## START
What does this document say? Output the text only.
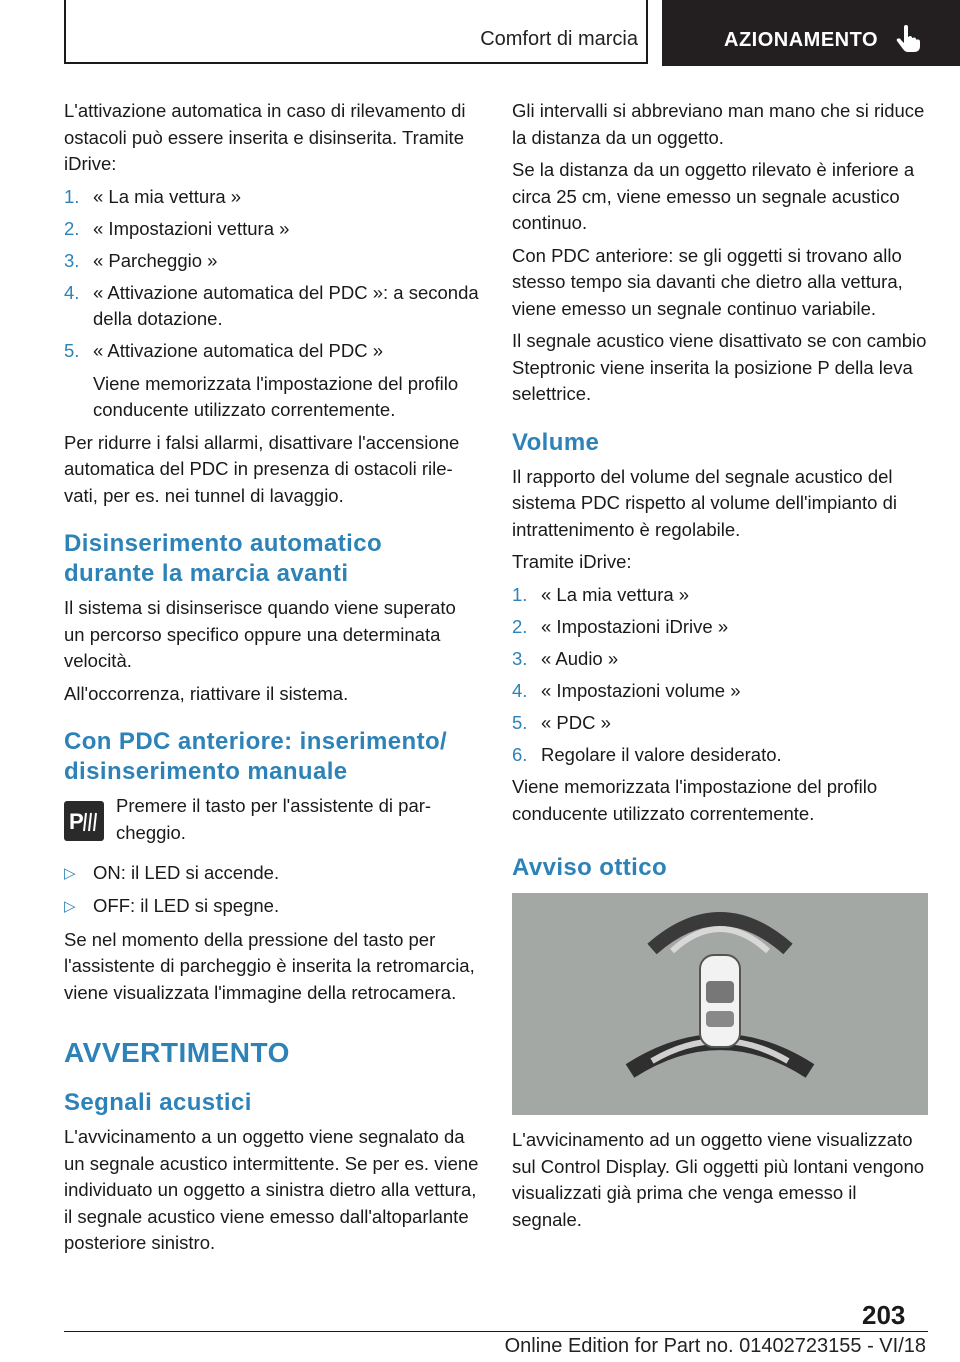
Comfort di marcia	AZIONAMENTO

L'attivazione automatica in caso di rilevamento di ostacoli può essere inserita e disinserita. Tramite iDrive:

1. « La mia vettura »
2. « Impostazioni vettura »
3. « Parcheggio »
4. « Attivazione automatica del PDC »: a seconda della dotazione.
5. « Attivazione automatica del PDC »

Viene memorizzata l'impostazione del profilo conducente utilizzato correntemente.

Per ridurre i falsi allarmi, disattivare l'accensione automatica del PDC in presenza di ostacoli rilevati, per es. nei tunnel di lavaggio.

Disinserimento automatico durante la marcia avanti

Il sistema si disinserisce quando viene superato un percorso specifico oppure una determinata velocità.

All'occorrenza, riattivare il sistema.

Con PDC anteriore: inserimento/ disinserimento manuale
P
Premere il tasto per l'assistente di parcheggio.
▷ ON: il LED si accende.
▷ OFF: il LED si spegne.

Se nel momento della pressione del tasto per l'assistente di parcheggio è inserita la retromarcia, viene visualizzata l'immagine della retrocamera.

AVVERTIMENTO
Segnali acustici

L'avvicinamento a un oggetto viene segnalato da un segnale acustico intermittente. Se per es. viene individuato un oggetto a sinistra dietro alla vettura, il segnale acustico viene emesso dall'altoparlante posteriore sinistro.

Gli intervalli si abbreviano man mano che si riduce la distanza da un oggetto.

Se la distanza da un oggetto rilevato è inferiore a circa 25 cm, viene emesso un segnale acustico continuo.

Con PDC anteriore: se gli oggetti si trovano allo stesso tempo sia davanti che dietro alla vettura, viene emesso un segnale continuo variabile.

Il segnale acustico viene disattivato se con cambio Steptronic viene inserita la posizione P della leva selettrice.

Volume

Il rapporto del volume del segnale acustico del sistema PDC rispetto al volume dell'impianto di intrattenimento è regolabile.

Tramite iDrive:

1. « La mia vettura »
2. « Impostazioni iDrive »
3. « Audio »
4. « Impostazioni volume »
5. « PDC »
6. Regolare il valore desiderato.

Viene memorizzata l'impostazione del profilo conducente utilizzato correntemente.

Avviso ottico

L'avvicinamento ad un oggetto viene visualizzato sul Control Display. Gli oggetti più lontani vengono visualizzati già prima che venga emesso il segnale.

203
Online Edition for Part no. 01402723155 - VI/18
## END
→ AIM
Go through the lines above. Select every one that has the string "avvicinamento".

→ RESULT OF THE EXERCISE
L'avvicinamento a un oggetto viene segnalato da un segnale acustico intermittente. Se per es. viene individuato un oggetto a sinistra dietro alla vettura, il segnale acustico viene emesso dall'altoparlante posteriore sinistro.
L'avvicinamento ad un oggetto viene visualizzato sul Control Display. Gli oggetti più lontani vengono visualizzati già prima che venga emesso il segnale.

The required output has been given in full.